Set task: How many of the lines below include "dottrina"? Give the number and no other words.

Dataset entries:
------------------------------------------------------------------------
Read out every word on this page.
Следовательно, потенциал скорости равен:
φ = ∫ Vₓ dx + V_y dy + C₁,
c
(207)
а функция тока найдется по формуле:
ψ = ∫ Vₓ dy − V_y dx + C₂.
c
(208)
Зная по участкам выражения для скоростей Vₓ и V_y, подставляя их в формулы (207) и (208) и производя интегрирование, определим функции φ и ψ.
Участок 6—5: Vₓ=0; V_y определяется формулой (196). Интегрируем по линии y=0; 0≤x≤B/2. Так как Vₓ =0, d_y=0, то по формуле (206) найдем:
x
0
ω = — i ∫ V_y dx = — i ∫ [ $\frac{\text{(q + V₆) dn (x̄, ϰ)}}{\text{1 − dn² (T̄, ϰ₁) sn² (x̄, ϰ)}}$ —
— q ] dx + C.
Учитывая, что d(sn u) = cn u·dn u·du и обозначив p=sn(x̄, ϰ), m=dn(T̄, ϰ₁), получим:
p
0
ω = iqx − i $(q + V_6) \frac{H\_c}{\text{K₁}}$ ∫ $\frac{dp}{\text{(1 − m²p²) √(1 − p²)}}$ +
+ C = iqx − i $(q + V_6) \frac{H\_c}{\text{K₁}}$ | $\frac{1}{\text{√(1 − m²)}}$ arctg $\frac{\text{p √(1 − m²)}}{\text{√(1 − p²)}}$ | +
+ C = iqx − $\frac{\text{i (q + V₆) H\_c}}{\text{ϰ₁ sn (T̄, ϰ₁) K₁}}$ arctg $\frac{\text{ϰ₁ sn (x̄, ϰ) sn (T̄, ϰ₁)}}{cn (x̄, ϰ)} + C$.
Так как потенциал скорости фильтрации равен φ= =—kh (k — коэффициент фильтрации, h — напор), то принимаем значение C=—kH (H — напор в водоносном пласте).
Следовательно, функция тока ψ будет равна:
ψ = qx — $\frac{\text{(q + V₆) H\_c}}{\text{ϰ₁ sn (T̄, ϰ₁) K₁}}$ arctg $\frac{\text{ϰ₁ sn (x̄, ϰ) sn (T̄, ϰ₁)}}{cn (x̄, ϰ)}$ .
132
------------------------------------------------------------------------
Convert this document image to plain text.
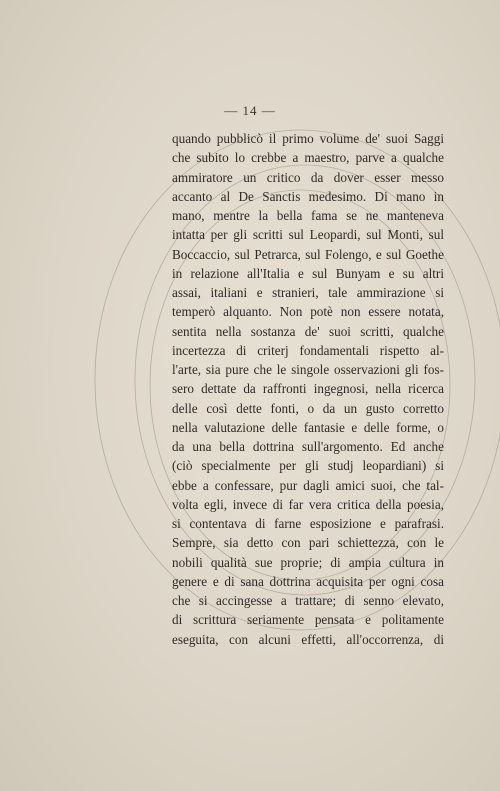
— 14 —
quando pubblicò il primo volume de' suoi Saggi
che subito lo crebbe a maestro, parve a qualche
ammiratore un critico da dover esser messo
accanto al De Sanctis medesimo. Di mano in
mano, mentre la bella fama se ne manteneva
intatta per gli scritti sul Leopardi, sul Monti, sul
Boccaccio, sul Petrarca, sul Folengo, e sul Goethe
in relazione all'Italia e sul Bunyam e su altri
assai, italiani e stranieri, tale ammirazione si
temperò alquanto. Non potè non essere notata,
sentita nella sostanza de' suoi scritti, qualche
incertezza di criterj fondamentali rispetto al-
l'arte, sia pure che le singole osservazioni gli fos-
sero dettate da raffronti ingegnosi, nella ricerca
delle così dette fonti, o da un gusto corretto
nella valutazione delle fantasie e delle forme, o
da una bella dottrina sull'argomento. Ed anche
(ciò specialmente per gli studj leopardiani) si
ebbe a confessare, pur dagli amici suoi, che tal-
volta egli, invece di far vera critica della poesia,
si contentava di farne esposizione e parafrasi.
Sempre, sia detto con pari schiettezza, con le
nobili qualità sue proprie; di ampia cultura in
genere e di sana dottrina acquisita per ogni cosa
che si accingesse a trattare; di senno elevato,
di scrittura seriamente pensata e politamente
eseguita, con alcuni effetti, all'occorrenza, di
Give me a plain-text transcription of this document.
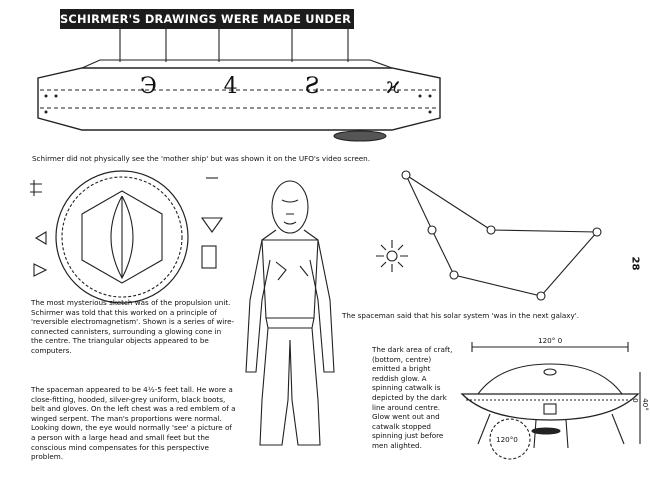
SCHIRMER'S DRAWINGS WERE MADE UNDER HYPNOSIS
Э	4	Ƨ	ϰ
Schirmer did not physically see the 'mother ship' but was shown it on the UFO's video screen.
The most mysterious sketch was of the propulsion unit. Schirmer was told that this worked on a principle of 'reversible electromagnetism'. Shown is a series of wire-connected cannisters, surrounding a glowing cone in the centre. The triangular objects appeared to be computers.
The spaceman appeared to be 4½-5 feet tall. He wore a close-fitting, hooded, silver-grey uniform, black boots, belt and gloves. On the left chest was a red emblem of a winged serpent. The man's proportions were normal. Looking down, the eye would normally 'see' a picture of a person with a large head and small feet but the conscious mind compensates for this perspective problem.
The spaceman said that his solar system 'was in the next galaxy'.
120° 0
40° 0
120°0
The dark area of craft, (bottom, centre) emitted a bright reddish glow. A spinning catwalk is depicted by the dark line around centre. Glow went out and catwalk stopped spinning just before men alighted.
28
------------------------------------------------------------------------
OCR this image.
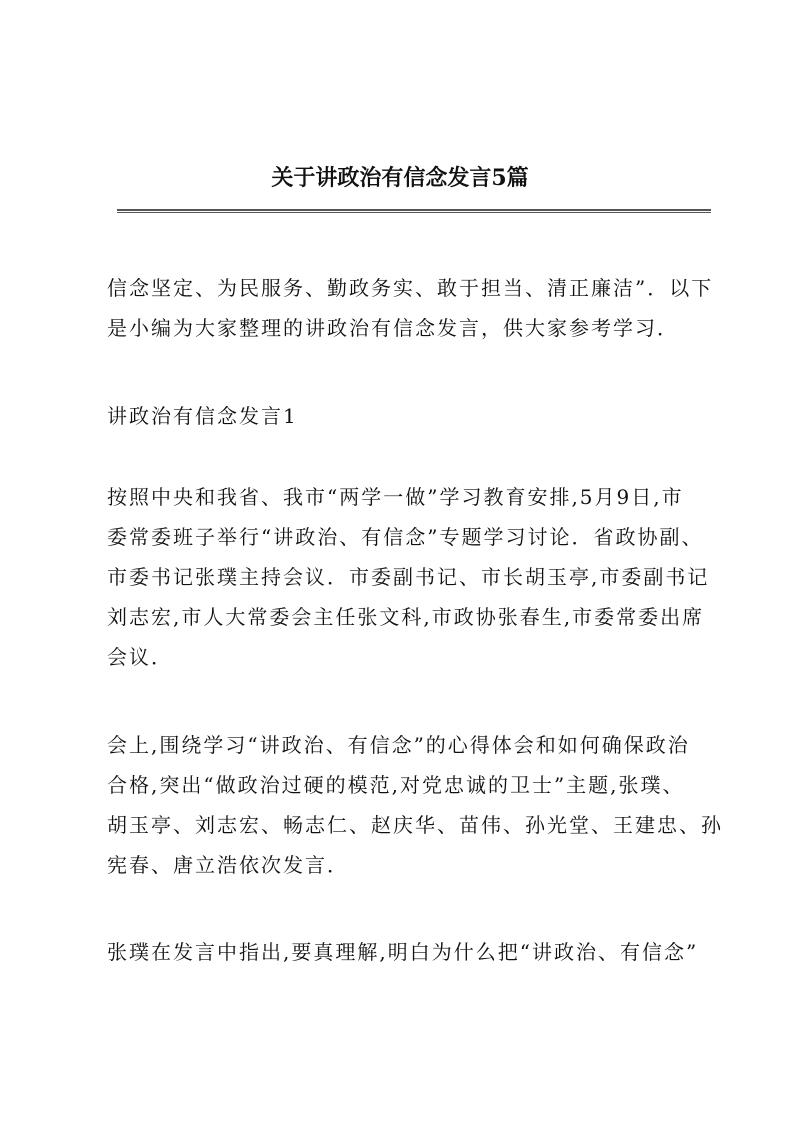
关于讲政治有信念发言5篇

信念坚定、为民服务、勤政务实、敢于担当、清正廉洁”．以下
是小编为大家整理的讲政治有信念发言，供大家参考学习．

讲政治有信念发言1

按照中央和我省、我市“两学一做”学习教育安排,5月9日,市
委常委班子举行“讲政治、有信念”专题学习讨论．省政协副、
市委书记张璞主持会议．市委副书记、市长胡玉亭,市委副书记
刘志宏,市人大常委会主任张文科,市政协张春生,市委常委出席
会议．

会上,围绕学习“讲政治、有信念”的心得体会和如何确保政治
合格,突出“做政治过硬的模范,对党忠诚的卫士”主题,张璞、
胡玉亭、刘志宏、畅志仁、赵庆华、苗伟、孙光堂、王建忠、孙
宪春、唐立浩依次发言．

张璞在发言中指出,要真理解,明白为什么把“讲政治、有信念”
------------------------------------------------------------------------
Task solution: 2